■ **INFORMATION SHOWN**
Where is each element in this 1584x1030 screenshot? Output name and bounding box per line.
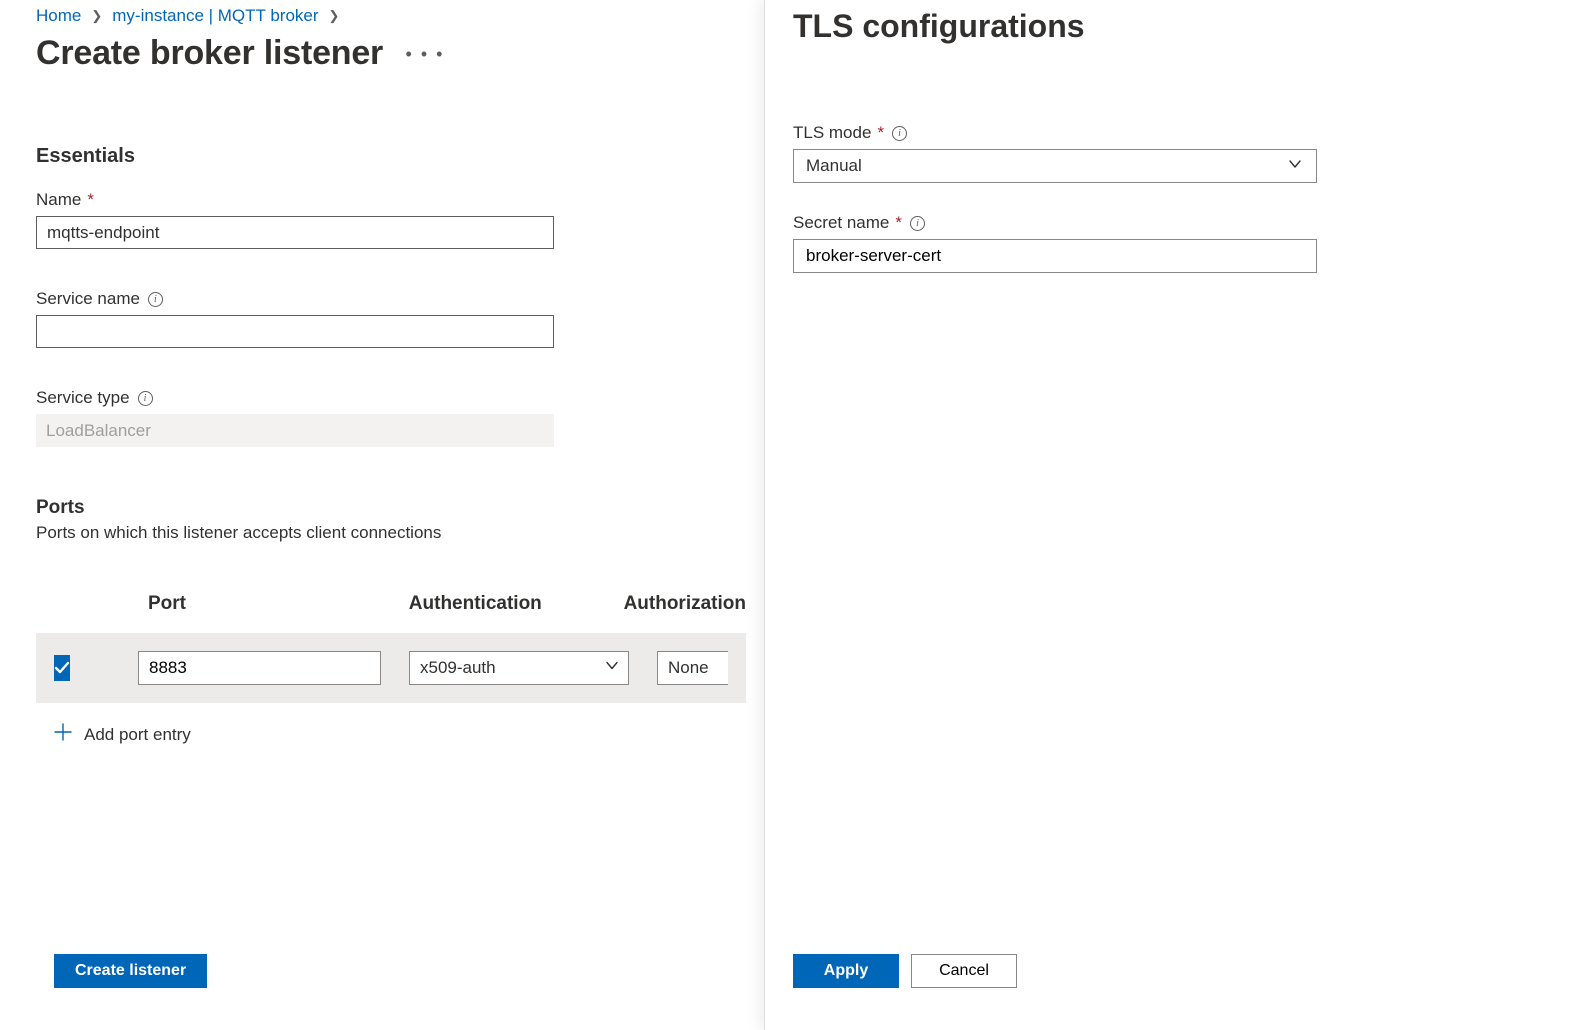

---

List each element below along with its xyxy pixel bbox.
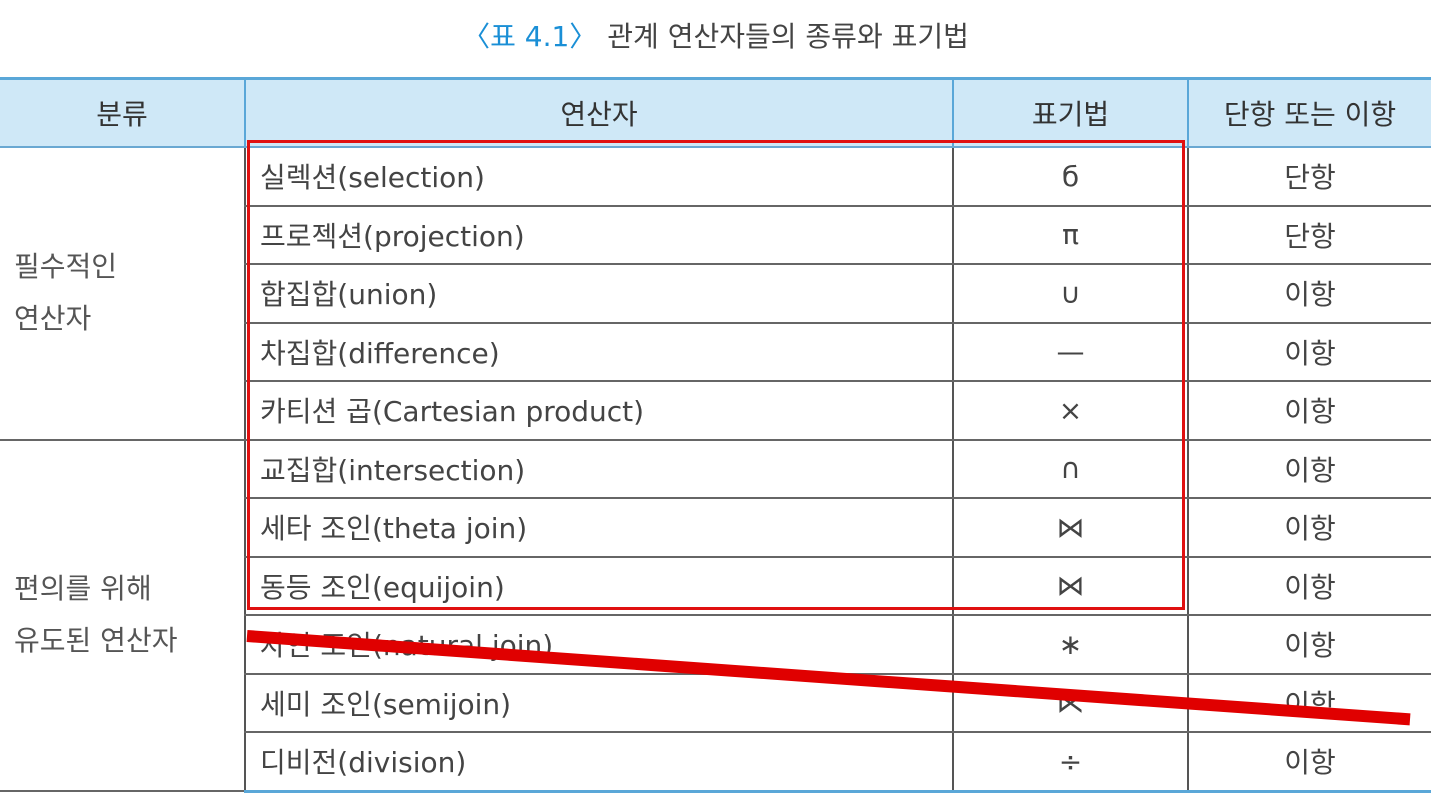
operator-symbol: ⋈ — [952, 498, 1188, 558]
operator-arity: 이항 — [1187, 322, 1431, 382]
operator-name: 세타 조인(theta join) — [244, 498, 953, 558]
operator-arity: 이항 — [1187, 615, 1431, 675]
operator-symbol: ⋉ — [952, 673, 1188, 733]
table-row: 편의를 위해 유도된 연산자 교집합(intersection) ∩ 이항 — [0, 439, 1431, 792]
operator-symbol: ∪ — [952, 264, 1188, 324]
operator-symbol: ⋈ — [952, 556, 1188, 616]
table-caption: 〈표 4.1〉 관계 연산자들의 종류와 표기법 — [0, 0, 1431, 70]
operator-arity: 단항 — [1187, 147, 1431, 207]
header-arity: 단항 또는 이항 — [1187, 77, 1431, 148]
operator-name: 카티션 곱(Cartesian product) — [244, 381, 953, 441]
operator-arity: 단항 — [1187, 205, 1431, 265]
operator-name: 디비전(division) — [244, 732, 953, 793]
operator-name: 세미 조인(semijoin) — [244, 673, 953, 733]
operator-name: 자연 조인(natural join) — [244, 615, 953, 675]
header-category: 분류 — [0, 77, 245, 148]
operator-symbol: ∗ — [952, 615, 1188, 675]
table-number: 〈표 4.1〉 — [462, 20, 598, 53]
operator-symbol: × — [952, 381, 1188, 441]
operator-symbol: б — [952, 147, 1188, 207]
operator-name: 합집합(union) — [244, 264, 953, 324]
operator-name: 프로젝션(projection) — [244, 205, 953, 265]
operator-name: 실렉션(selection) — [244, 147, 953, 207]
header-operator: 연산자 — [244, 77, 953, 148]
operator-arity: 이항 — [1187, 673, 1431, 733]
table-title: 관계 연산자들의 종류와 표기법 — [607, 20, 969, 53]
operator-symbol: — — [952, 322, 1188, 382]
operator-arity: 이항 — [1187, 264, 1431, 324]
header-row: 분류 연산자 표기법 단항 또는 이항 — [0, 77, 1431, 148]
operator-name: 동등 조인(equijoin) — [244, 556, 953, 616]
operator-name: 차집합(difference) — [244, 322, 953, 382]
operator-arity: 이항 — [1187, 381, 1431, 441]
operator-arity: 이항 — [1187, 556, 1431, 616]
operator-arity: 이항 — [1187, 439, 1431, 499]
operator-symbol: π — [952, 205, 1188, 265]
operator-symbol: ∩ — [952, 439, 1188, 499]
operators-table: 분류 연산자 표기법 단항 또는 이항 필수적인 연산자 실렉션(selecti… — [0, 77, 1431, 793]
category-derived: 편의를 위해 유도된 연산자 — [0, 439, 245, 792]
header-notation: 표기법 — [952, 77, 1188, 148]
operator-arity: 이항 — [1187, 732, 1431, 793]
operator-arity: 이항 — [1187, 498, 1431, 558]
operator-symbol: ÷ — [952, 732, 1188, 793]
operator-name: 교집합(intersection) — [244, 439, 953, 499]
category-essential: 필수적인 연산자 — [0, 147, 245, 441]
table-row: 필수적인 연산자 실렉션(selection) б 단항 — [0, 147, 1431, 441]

■ **WHAT TO WORK ON**
Count the lines in the records that contain the string "header", matching case exactly, and reply with the number only.

■ **REPLY**
5